Copy each line of the records that holds the string "доставка".

Collected data entries

· · ·

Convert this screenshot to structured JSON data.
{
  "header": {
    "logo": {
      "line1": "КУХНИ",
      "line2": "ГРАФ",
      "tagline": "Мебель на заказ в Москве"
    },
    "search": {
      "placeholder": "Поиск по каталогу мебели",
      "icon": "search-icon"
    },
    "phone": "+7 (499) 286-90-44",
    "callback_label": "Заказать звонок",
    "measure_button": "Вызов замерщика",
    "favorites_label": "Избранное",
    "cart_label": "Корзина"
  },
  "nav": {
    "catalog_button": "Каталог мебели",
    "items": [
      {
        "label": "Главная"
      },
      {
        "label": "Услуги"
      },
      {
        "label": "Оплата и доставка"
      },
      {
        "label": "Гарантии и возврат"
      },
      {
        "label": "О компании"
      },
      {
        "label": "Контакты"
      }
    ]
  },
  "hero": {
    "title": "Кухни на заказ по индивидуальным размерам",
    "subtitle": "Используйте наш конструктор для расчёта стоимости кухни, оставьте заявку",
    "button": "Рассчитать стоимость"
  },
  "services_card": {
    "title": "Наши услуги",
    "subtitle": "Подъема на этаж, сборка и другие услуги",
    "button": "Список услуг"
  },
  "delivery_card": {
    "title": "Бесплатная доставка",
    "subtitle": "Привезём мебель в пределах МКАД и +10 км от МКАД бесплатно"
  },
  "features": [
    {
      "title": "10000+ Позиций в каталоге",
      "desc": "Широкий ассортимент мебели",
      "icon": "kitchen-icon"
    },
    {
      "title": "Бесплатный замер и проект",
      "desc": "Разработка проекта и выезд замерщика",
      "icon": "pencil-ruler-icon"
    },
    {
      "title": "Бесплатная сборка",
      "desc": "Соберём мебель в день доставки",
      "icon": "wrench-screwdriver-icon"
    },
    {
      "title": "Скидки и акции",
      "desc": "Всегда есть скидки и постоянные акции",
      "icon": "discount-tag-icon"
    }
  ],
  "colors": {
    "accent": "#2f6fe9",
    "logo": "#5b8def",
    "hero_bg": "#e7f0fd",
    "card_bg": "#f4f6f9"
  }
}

· · ·

* RESPONSE BELOW *
        "label": "Оплата и доставка"
    "title": "Бесплатная доставка",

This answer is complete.